--- Data in this exercise ---
** Begin **

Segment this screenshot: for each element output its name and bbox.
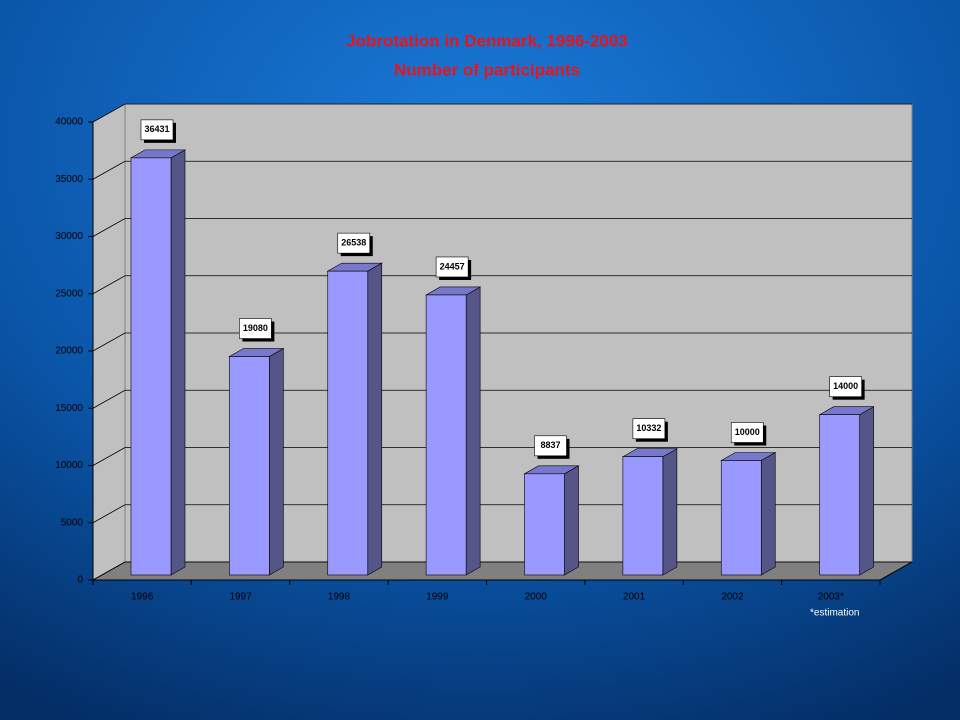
x-tick-label: 2000 [525,592,548,603]
bar [425,294,467,576]
y-tick-label: 25000 [55,288,83,299]
y-tick-label: 10000 [55,460,83,471]
y-tick-label: 5000 [61,517,84,528]
label-box [632,418,666,439]
label-box [534,435,567,457]
grid-line [92,332,912,352]
bar-side [662,448,678,576]
y-tick-label: 40000 [55,117,83,128]
data-label: 8837 [540,440,560,450]
bar-side [859,406,874,576]
x-tick-label: 2001 [623,592,646,603]
x-tick-label: 1998 [328,592,351,603]
label-box [435,256,469,278]
y-tick-label: 30000 [55,231,83,242]
data-label: 36431 [144,124,169,134]
grid-line [92,160,912,180]
chart-title: Jobrotation in Denmark, 1996-2003 [346,31,628,50]
data-label: 10000 [735,427,760,437]
y-tick-label: 20000 [55,346,83,357]
y-tick-label: 0 [77,575,83,586]
x-tick-label: 1997 [229,592,252,603]
bar-side [760,451,776,576]
label-box [239,318,272,339]
bar [327,270,369,576]
data-label: 10332 [636,423,661,433]
grid-line [92,218,912,237]
label-box [829,376,862,398]
x-tick-label: 2002 [721,592,744,603]
bar-side [564,465,579,576]
bar-side [269,348,284,576]
y-tick-label: 15000 [55,403,83,414]
bar-side [367,262,383,576]
x-tick-label: 1999 [426,592,449,603]
data-label: 24457 [440,261,465,271]
grid-line [92,275,912,295]
bar-side [170,149,186,576]
bar [819,414,860,576]
data-label: 19080 [243,323,268,333]
label-box [730,422,764,443]
x-tick-label: 2003* [818,592,844,603]
bar [229,356,270,576]
bar [622,456,664,576]
bar [524,473,565,576]
bar-side [465,286,481,576]
grid-line [92,447,912,466]
grid-line [92,103,912,123]
data-label: 14000 [833,381,858,391]
bar [720,460,762,576]
y-tick-label: 35000 [55,174,83,185]
label-box [337,232,371,254]
label-box [140,119,174,141]
x-axis-depth [879,561,913,581]
data-label: 26538 [341,238,366,248]
chart-subtitle: Number of participants [394,60,580,79]
grid-line [92,389,912,409]
bar [130,157,172,576]
floor [91,561,914,581]
x-tick-label: 1996 [131,592,154,603]
annotation: *estimation [810,608,859,619]
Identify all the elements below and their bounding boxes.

** End **

--- Instructions for the task ---
Copy every line of the records above character for character, leaving out the pictures.

--- Problem solution ---
Segment this screenshot: for each element output its name and bbox.
x-tick-label: 2000 [525,592,548,603]
bar [425,294,467,576]
y-tick-label: 25000 [55,288,83,299]
y-tick-label: 10000 [55,460,83,471]
y-tick-label: 5000 [61,517,84,528]
label-box [632,418,666,439]
label-box [534,435,567,457]
grid-line [92,332,912,352]
bar-side [662,448,678,576]
y-tick-label: 40000 [55,117,83,128]
data-label: 8837 [540,440,560,450]
bar-side [859,406,874,576]
x-tick-label: 2001 [623,592,646,603]
x-tick-label: 1998 [328,592,351,603]
label-box [435,256,469,278]
y-tick-label: 30000 [55,231,83,242]
data-label: 36431 [144,124,169,134]
grid-line [92,160,912,180]
chart-title: Jobrotation in Denmark, 1996-2003 [346,31,628,50]
data-label: 10000 [735,427,760,437]
y-tick-label: 20000 [55,346,83,357]
y-tick-label: 0 [77,575,83,586]
x-tick-label: 1997 [229,592,252,603]
bar-side [760,451,776,576]
label-box [239,318,272,339]
bar [327,270,369,576]
data-label: 10332 [636,423,661,433]
grid-line [92,218,912,237]
label-box [829,376,862,398]
x-tick-label: 2002 [721,592,744,603]
bar-side [564,465,579,576]
bar-side [269,348,284,576]
y-tick-label: 15000 [55,403,83,414]
bar-side [367,262,383,576]
x-tick-label: 1999 [426,592,449,603]
data-label: 24457 [440,261,465,271]
grid-line [92,275,912,295]
bar-side [170,149,186,576]
bar [819,414,860,576]
data-label: 19080 [243,323,268,333]
label-box [730,422,764,443]
x-tick-label: 2003* [818,592,844,603]
bar [229,356,270,576]
bar [622,456,664,576]
bar [524,473,565,576]
bar-side [465,286,481,576]
grid-line [92,447,912,466]
grid-line [92,103,912,123]
data-label: 14000 [833,381,858,391]
bar [720,460,762,576]
y-tick-label: 35000 [55,174,83,185]
label-box [337,232,371,254]
label-box [140,119,174,141]
x-axis-depth [879,561,913,581]
data-label: 26538 [341,238,366,248]
chart-subtitle: Number of participants [394,60,580,79]
grid-line [92,389,912,409]
bar [130,157,172,576]
floor [91,561,914,581]
x-tick-label: 1996 [131,592,154,603]
annotation: *estimation [810,608,859,619]
Identify all the elements below and their bounding boxes.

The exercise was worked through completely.